▶ **Given problem**
Copy the listing below in full and skip every picture.

▶ **Task material**
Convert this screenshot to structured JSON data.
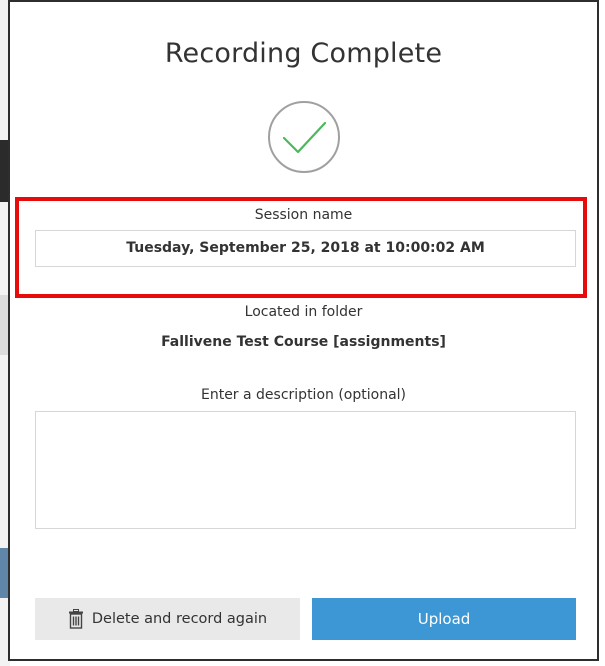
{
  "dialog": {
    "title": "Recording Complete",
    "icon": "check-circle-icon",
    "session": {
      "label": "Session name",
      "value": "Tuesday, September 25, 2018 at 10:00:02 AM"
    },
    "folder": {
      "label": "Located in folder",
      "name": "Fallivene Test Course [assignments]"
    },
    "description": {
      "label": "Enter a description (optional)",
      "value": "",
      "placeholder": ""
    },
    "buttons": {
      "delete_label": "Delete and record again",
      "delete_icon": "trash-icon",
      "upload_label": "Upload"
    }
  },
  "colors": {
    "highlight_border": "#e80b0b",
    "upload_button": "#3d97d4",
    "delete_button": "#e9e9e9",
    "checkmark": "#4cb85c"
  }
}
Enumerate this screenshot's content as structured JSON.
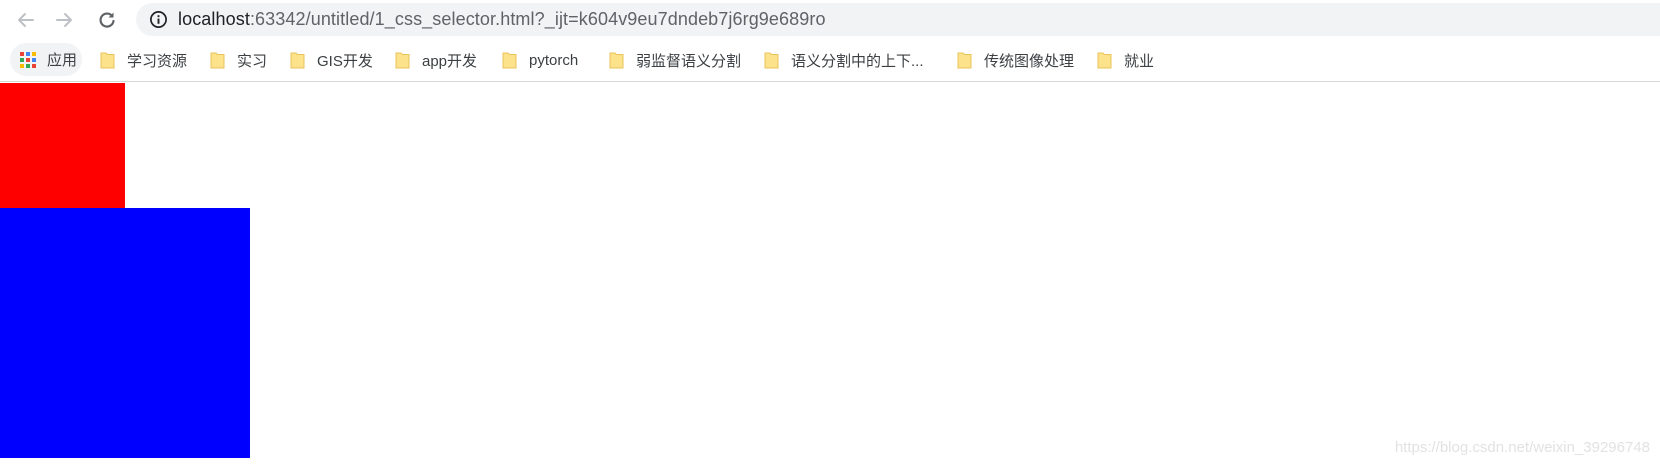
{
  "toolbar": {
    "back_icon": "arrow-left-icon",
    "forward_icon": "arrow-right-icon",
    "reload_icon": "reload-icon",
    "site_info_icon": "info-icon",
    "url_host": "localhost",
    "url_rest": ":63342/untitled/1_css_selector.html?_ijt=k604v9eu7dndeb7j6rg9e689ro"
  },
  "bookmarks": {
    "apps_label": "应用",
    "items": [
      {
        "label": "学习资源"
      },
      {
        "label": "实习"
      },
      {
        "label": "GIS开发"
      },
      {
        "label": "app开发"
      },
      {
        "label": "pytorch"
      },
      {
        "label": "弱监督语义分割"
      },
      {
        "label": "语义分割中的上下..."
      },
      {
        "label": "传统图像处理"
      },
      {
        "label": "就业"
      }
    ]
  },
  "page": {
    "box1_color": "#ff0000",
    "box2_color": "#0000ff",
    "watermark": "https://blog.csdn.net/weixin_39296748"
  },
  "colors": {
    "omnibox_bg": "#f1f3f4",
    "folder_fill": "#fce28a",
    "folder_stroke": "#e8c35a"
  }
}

▶ **Task solution**
Convert this screenshot to structured JSON data.
{
  "dialog": {
    "title": "Recording Complete",
    "icon": "check-circle-icon",
    "session": {
      "label": "Session name",
      "value": "Tuesday, September 25, 2018 at 10:00:02 AM"
    },
    "folder": {
      "label": "Located in folder",
      "name": "Fallivene Test Course [assignments]"
    },
    "description": {
      "label": "Enter a description (optional)",
      "value": "",
      "placeholder": ""
    },
    "buttons": {
      "delete_label": "Delete and record again",
      "delete_icon": "trash-icon",
      "upload_label": "Upload"
    }
  },
  "colors": {
    "highlight_border": "#e80b0b",
    "upload_button": "#3d97d4",
    "delete_button": "#e9e9e9",
    "checkmark": "#4cb85c"
  }
}
Enumerate this screenshot's content as structured JSON.
{
  "toolbar": {
    "back_icon": "arrow-left-icon",
    "forward_icon": "arrow-right-icon",
    "reload_icon": "reload-icon",
    "site_info_icon": "info-icon",
    "url_host": "localhost",
    "url_rest": ":63342/untitled/1_css_selector.html?_ijt=k604v9eu7dndeb7j6rg9e689ro"
  },
  "bookmarks": {
    "apps_label": "应用",
    "items": [
      {
        "label": "学习资源"
      },
      {
        "label": "实习"
      },
      {
        "label": "GIS开发"
      },
      {
        "label": "app开发"
      },
      {
        "label": "pytorch"
      },
      {
        "label": "弱监督语义分割"
      },
      {
        "label": "语义分割中的上下..."
      },
      {
        "label": "传统图像处理"
      },
      {
        "label": "就业"
      }
    ]
  },
  "page": {
    "box1_color": "#ff0000",
    "box2_color": "#0000ff",
    "watermark": "https://blog.csdn.net/weixin_39296748"
  },
  "colors": {
    "omnibox_bg": "#f1f3f4",
    "folder_fill": "#fce28a",
    "folder_stroke": "#e8c35a"
  }
}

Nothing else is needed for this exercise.